• [Input rows]:
— Begin —

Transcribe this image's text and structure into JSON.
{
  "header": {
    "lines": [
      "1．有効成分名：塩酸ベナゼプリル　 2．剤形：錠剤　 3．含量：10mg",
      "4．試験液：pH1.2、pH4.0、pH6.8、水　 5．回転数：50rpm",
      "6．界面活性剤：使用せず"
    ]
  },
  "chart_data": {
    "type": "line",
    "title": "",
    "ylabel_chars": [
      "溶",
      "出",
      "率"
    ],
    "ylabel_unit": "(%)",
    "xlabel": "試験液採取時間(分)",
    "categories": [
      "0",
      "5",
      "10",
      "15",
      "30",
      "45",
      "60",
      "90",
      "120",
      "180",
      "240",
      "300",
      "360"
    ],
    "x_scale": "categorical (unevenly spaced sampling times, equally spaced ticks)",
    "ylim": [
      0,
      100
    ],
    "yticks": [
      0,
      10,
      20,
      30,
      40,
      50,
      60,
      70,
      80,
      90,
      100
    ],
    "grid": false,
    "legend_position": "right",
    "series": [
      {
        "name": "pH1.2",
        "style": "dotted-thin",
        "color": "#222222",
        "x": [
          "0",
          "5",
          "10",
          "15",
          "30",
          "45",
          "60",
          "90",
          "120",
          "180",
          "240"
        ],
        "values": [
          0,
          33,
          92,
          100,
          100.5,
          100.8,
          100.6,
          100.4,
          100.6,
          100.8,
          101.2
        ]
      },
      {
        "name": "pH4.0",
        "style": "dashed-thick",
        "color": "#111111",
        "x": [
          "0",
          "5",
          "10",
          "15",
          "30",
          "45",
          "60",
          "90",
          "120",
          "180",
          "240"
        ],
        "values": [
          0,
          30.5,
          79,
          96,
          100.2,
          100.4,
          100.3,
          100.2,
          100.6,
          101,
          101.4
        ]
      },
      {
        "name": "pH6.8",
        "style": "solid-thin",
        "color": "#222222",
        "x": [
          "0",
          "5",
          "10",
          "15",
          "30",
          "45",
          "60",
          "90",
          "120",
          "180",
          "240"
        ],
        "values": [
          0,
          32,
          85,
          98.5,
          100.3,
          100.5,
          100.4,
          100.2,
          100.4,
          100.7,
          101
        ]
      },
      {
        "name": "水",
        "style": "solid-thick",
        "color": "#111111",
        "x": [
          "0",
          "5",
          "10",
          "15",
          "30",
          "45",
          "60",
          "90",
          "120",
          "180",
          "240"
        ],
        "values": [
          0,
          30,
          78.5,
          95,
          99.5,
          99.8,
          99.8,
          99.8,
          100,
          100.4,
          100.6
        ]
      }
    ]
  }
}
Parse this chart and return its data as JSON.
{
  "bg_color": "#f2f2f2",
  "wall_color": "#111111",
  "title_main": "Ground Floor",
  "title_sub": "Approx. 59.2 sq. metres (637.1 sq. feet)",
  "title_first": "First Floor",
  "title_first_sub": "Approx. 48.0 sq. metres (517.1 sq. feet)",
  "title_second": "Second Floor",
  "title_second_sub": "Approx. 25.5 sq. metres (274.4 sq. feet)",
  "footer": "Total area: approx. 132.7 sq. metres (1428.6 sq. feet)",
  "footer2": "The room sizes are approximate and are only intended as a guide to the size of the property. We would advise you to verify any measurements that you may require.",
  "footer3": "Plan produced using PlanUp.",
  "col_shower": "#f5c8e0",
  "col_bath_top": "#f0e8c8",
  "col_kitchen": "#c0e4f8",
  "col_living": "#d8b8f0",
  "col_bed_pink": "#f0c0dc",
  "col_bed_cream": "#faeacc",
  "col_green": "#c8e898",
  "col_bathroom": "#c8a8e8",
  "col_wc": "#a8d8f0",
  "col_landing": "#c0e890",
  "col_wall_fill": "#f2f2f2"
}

— End —

• [Aim of the task]:
Write out each line of the data above again, exactly as given.

• [Exercise answer]:
Transcribe this image's text and structure into JSON.
{
  "header": {
    "lines": [
      "1．有効成分名：塩酸ベナゼプリル　 2．剤形：錠剤　 3．含量：10mg",
      "4．試験液：pH1.2、pH4.0、pH6.8、水　 5．回転数：50rpm",
      "6．界面活性剤：使用せず"
    ]
  },
  "chart_data": {
    "type": "line",
    "title": "",
    "ylabel_chars": [
      "溶",
      "出",
      "率"
    ],
    "ylabel_unit": "(%)",
    "xlabel": "試験液採取時間(分)",
    "categories": [
      "0",
      "5",
      "10",
      "15",
      "30",
      "45",
      "60",
      "90",
      "120",
      "180",
      "240",
      "300",
      "360"
    ],
    "x_scale": "categorical (unevenly spaced sampling times, equally spaced ticks)",
    "ylim": [
      0,
      100
    ],
    "yticks": [
      0,
      10,
      20,
      30,
      40,
      50,
      60,
      70,
      80,
      90,
      100
    ],
    "grid": false,
    "legend_position": "right",
    "series": [
      {
        "name": "pH1.2",
        "style": "dotted-thin",
        "color": "#222222",
        "x": [
          "0",
          "5",
          "10",
          "15",
          "30",
          "45",
          "60",
          "90",
          "120",
          "180",
          "240"
        ],
        "values": [
          0,
          33,
          92,
          100,
          100.5,
          100.8,
          100.6,
          100.4,
          100.6,
          100.8,
          101.2
        ]
      },
      {
        "name": "pH4.0",
        "style": "dashed-thick",
        "color": "#111111",
        "x": [
          "0",
          "5",
          "10",
          "15",
          "30",
          "45",
          "60",
          "90",
          "120",
          "180",
          "240"
        ],
        "values": [
          0,
          30.5,
          79,
          96,
          100.2,
          100.4,
          100.3,
          100.2,
          100.6,
          101,
          101.4
        ]
      },
      {
        "name": "pH6.8",
        "style": "solid-thin",
        "color": "#222222",
        "x": [
          "0",
          "5",
          "10",
          "15",
          "30",
          "45",
          "60",
          "90",
          "120",
          "180",
          "240"
        ],
        "values": [
          0,
          32,
          85,
          98.5,
          100.3,
          100.5,
          100.4,
          100.2,
          100.4,
          100.7,
          101
        ]
      },
      {
        "name": "水",
        "style": "solid-thick",
        "color": "#111111",
        "x": [
          "0",
          "5",
          "10",
          "15",
          "30",
          "45",
          "60",
          "90",
          "120",
          "180",
          "240"
        ],
        "values": [
          0,
          30,
          78.5,
          95,
          99.5,
          99.8,
          99.8,
          99.8,
          100,
          100.4,
          100.6
        ]
      }
    ]
  }
}
Parse this chart and return its data as JSON.
{
  "bg_color": "#f2f2f2",
  "wall_color": "#111111",
  "title_main": "Ground Floor",
  "title_sub": "Approx. 59.2 sq. metres (637.1 sq. feet)",
  "title_first": "First Floor",
  "title_first_sub": "Approx. 48.0 sq. metres (517.1 sq. feet)",
  "title_second": "Second Floor",
  "title_second_sub": "Approx. 25.5 sq. metres (274.4 sq. feet)",
  "footer": "Total area: approx. 132.7 sq. metres (1428.6 sq. feet)",
  "footer2": "The room sizes are approximate and are only intended as a guide to the size of the property. We would advise you to verify any measurements that you may require.",
  "footer3": "Plan produced using PlanUp.",
  "col_shower": "#f5c8e0",
  "col_bath_top": "#f0e8c8",
  "col_kitchen": "#c0e4f8",
  "col_living": "#d8b8f0",
  "col_bed_pink": "#f0c0dc",
  "col_bed_cream": "#faeacc",
  "col_green": "#c8e898",
  "col_bathroom": "#c8a8e8",
  "col_wc": "#a8d8f0",
  "col_landing": "#c0e890",
  "col_wall_fill": "#f2f2f2"
}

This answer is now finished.